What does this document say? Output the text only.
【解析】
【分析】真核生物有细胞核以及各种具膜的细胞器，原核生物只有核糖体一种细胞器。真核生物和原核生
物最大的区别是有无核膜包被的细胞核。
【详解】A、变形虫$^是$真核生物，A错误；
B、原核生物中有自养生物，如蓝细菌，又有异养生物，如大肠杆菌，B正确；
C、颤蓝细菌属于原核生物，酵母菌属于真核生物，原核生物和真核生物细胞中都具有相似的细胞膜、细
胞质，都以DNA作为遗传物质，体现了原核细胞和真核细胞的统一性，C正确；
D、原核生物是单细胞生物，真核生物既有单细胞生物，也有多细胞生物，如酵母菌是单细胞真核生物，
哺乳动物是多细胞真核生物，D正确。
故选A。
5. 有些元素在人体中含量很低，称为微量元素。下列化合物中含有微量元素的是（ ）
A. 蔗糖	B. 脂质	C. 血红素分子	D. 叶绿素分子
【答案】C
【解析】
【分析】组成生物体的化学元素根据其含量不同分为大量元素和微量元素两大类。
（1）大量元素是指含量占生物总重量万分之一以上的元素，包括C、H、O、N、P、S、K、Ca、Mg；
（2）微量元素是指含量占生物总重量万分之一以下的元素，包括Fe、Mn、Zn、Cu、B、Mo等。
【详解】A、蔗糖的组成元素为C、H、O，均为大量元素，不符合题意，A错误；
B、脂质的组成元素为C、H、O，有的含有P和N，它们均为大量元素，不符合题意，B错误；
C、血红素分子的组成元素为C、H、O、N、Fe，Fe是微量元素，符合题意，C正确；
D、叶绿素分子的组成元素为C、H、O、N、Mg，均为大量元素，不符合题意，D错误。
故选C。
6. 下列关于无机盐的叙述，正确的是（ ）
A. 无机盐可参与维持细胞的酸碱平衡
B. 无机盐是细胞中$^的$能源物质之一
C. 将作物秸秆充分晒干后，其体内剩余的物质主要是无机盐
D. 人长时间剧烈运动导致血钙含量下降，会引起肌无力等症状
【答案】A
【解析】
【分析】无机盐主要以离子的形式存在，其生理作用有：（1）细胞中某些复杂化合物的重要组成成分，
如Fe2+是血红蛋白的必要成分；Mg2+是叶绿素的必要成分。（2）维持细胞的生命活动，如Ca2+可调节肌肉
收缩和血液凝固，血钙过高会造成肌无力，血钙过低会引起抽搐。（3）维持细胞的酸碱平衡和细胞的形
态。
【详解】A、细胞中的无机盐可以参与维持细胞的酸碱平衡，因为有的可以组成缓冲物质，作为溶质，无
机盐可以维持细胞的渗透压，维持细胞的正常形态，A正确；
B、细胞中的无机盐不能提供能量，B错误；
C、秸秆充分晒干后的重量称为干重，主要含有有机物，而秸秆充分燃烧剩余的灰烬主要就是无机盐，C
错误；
===
What to produce:
In the records above, find each line holding "不符合题意" and copy it.

Worked answer:
【详解】A、蔗糖的组成元素为C、H、O，均为大量元素，不符合题意，A错误；
B、脂质的组成元素为C、H、O，有的含有P和N，它们均为大量元素，不符合题意，B错误；
D、叶绿素分子的组成元素为C、H、O、N、Mg，均为大量元素，不符合题意，D错误。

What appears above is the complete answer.